Type out every line below exactly as it reads.
* BEGIN Data extract *
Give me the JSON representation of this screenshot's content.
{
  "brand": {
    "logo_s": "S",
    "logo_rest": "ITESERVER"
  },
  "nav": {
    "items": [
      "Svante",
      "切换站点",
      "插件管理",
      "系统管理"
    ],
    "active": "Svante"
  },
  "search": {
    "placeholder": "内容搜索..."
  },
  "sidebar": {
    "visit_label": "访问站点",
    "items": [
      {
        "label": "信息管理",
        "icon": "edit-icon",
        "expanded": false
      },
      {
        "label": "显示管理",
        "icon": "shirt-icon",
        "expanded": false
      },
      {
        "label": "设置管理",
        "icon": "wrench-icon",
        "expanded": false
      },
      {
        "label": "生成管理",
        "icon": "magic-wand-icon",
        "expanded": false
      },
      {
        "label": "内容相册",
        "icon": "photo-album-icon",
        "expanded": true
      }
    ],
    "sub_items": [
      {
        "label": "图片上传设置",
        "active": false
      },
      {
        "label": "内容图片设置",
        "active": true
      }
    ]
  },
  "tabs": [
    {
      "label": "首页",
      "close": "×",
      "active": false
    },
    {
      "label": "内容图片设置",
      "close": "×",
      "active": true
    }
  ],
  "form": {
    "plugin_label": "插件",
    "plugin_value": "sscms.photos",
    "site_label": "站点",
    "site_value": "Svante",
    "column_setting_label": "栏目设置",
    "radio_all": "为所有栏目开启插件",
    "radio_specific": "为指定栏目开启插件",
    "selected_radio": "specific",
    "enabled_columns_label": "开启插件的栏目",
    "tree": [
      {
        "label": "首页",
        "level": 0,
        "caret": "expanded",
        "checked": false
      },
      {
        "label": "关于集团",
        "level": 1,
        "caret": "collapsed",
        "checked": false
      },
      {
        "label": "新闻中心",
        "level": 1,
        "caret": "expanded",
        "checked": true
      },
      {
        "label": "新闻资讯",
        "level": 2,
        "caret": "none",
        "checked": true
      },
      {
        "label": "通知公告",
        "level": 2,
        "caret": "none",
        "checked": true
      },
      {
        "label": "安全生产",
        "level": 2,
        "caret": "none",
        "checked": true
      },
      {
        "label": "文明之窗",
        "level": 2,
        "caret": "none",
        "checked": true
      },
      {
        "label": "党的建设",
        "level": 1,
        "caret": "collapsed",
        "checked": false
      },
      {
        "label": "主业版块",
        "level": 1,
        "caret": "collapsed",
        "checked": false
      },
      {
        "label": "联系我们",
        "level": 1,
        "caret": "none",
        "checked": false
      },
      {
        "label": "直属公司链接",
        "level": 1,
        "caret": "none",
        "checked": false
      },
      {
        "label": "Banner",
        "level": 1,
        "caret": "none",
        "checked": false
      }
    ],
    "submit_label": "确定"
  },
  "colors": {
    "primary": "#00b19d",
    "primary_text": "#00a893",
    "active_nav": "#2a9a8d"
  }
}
* END Data extract *
• [Solution]:
Give me the JSON representation of this screenshot's content.
{
  "brand": {
    "logo_s": "S",
    "logo_rest": "ITESERVER"
  },
  "nav": {
    "items": [
      "Svante",
      "切换站点",
      "插件管理",
      "系统管理"
    ],
    "active": "Svante"
  },
  "search": {
    "placeholder": "内容搜索..."
  },
  "sidebar": {
    "visit_label": "访问站点",
    "items": [
      {
        "label": "信息管理",
        "icon": "edit-icon",
        "expanded": false
      },
      {
        "label": "显示管理",
        "icon": "shirt-icon",
        "expanded": false
      },
      {
        "label": "设置管理",
        "icon": "wrench-icon",
        "expanded": false
      },
      {
        "label": "生成管理",
        "icon": "magic-wand-icon",
        "expanded": false
      },
      {
        "label": "内容相册",
        "icon": "photo-album-icon",
        "expanded": true
      }
    ],
    "sub_items": [
      {
        "label": "图片上传设置",
        "active": false
      },
      {
        "label": "内容图片设置",
        "active": true
      }
    ]
  },
  "tabs": [
    {
      "label": "首页",
      "close": "×",
      "active": false
    },
    {
      "label": "内容图片设置",
      "close": "×",
      "active": true
    }
  ],
  "form": {
    "plugin_label": "插件",
    "plugin_value": "sscms.photos",
    "site_label": "站点",
    "site_value": "Svante",
    "column_setting_label": "栏目设置",
    "radio_all": "为所有栏目开启插件",
    "radio_specific": "为指定栏目开启插件",
    "selected_radio": "specific",
    "enabled_columns_label": "开启插件的栏目",
    "tree": [
      {
        "label": "首页",
        "level": 0,
        "caret": "expanded",
        "checked": false
      },
      {
        "label": "关于集团",
        "level": 1,
        "caret": "collapsed",
        "checked": false
      },
      {
        "label": "新闻中心",
        "level": 1,
        "caret": "expanded",
        "checked": true
      },
      {
        "label": "新闻资讯",
        "level": 2,
        "caret": "none",
        "checked": true
      },
      {
        "label": "通知公告",
        "level": 2,
        "caret": "none",
        "checked": true
      },
      {
        "label": "安全生产",
        "level": 2,
        "caret": "none",
        "checked": true
      },
      {
        "label": "文明之窗",
        "level": 2,
        "caret": "none",
        "checked": true
      },
      {
        "label": "党的建设",
        "level": 1,
        "caret": "collapsed",
        "checked": false
      },
      {
        "label": "主业版块",
        "level": 1,
        "caret": "collapsed",
        "checked": false
      },
      {
        "label": "联系我们",
        "level": 1,
        "caret": "none",
        "checked": false
      },
      {
        "label": "直属公司链接",
        "level": 1,
        "caret": "none",
        "checked": false
      },
      {
        "label": "Banner",
        "level": 1,
        "caret": "none",
        "checked": false
      }
    ],
    "submit_label": "确定"
  },
  "colors": {
    "primary": "#00b19d",
    "primary_text": "#00a893",
    "active_nav": "#2a9a8d"
  }
}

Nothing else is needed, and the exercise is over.